[GIVEN TASK]: Skip every picture, and copy exactly the lines from the one containing "Parse this screenshot: output" to the end of the data.

[Collected data entries]
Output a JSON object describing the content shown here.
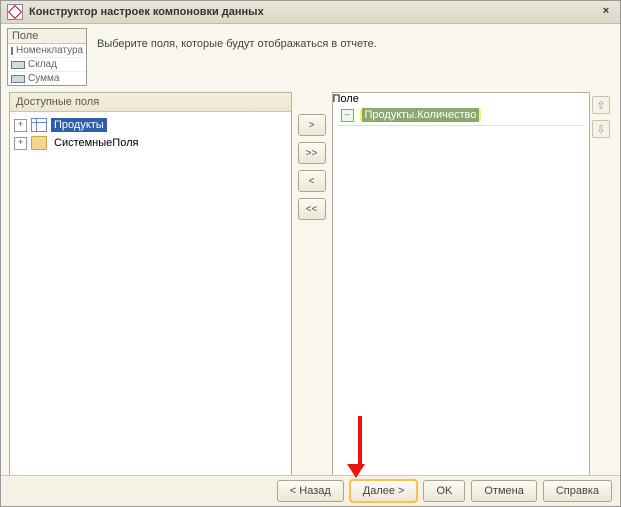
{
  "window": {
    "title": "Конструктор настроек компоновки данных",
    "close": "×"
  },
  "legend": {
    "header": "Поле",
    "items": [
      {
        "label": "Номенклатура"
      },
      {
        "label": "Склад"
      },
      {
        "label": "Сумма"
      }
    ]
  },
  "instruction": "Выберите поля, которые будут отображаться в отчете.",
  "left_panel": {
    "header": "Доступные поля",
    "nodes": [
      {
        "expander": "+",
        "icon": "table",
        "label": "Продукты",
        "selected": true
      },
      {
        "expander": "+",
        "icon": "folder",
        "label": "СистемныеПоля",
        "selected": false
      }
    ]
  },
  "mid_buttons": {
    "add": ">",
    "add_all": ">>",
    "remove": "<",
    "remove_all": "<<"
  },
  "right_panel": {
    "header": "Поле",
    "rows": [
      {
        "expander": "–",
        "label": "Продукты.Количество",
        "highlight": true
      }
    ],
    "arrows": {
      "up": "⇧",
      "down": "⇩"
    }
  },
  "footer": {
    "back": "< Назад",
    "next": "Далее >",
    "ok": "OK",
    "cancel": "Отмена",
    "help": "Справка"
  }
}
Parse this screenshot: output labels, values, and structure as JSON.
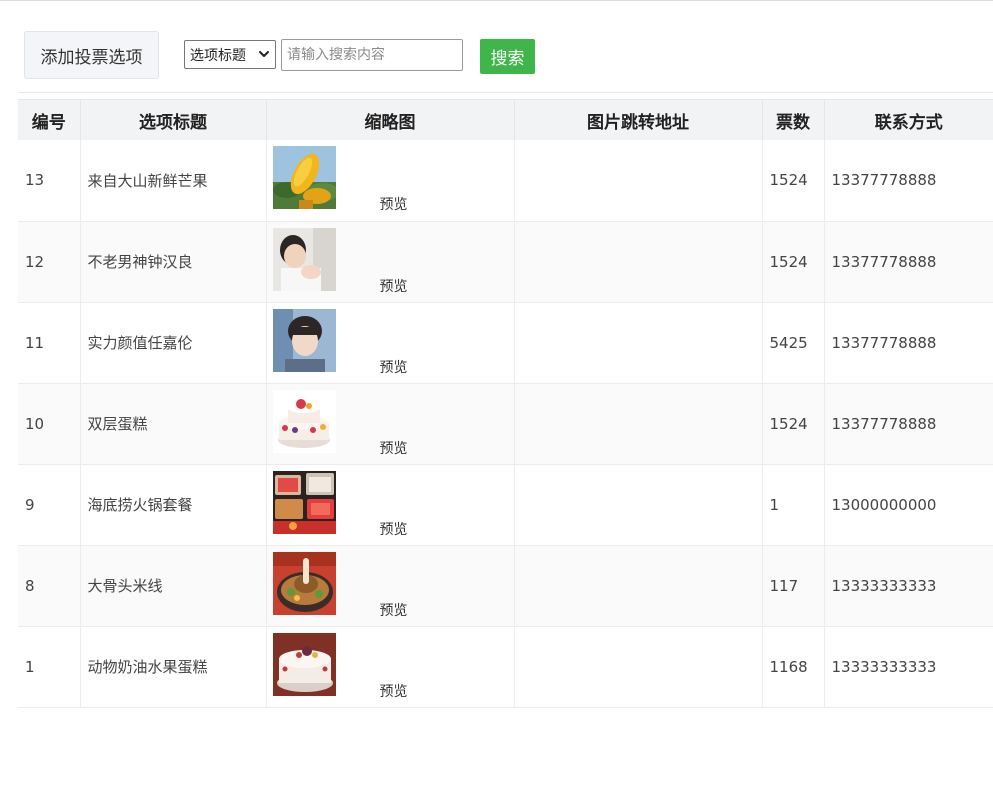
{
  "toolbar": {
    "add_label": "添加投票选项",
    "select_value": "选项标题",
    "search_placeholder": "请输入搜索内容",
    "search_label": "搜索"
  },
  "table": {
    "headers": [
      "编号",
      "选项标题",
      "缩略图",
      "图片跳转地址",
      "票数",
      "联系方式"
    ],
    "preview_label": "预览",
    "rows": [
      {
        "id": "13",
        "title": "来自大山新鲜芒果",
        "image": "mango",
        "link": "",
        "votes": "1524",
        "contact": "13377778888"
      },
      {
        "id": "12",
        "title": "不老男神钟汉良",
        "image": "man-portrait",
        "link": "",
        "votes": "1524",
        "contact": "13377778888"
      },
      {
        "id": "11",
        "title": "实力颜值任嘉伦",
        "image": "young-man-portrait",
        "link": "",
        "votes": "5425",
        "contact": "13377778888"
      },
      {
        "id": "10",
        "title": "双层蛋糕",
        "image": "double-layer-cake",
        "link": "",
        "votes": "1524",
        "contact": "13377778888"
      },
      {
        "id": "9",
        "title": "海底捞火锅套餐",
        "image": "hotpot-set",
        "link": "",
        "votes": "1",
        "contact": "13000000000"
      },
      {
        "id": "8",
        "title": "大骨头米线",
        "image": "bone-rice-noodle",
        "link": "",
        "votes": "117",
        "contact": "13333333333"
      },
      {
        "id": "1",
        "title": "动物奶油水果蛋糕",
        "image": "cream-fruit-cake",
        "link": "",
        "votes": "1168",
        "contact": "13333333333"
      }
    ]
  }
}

[EXERCISE SOLUTION]:
Parse this screenshot: output labels, values, and structure as JSON.
{
  "toolbar": {
    "add_label": "添加投票选项",
    "select_value": "选项标题",
    "search_placeholder": "请输入搜索内容",
    "search_label": "搜索"
  },
  "table": {
    "headers": [
      "编号",
      "选项标题",
      "缩略图",
      "图片跳转地址",
      "票数",
      "联系方式"
    ],
    "preview_label": "预览",
    "rows": [
      {
        "id": "13",
        "title": "来自大山新鲜芒果",
        "image": "mango",
        "link": "",
        "votes": "1524",
        "contact": "13377778888"
      },
      {
        "id": "12",
        "title": "不老男神钟汉良",
        "image": "man-portrait",
        "link": "",
        "votes": "1524",
        "contact": "13377778888"
      },
      {
        "id": "11",
        "title": "实力颜值任嘉伦",
        "image": "young-man-portrait",
        "link": "",
        "votes": "5425",
        "contact": "13377778888"
      },
      {
        "id": "10",
        "title": "双层蛋糕",
        "image": "double-layer-cake",
        "link": "",
        "votes": "1524",
        "contact": "13377778888"
      },
      {
        "id": "9",
        "title": "海底捞火锅套餐",
        "image": "hotpot-set",
        "link": "",
        "votes": "1",
        "contact": "13000000000"
      },
      {
        "id": "8",
        "title": "大骨头米线",
        "image": "bone-rice-noodle",
        "link": "",
        "votes": "117",
        "contact": "13333333333"
      },
      {
        "id": "1",
        "title": "动物奶油水果蛋糕",
        "image": "cream-fruit-cake",
        "link": "",
        "votes": "1168",
        "contact": "13333333333"
      }
    ]
  }
}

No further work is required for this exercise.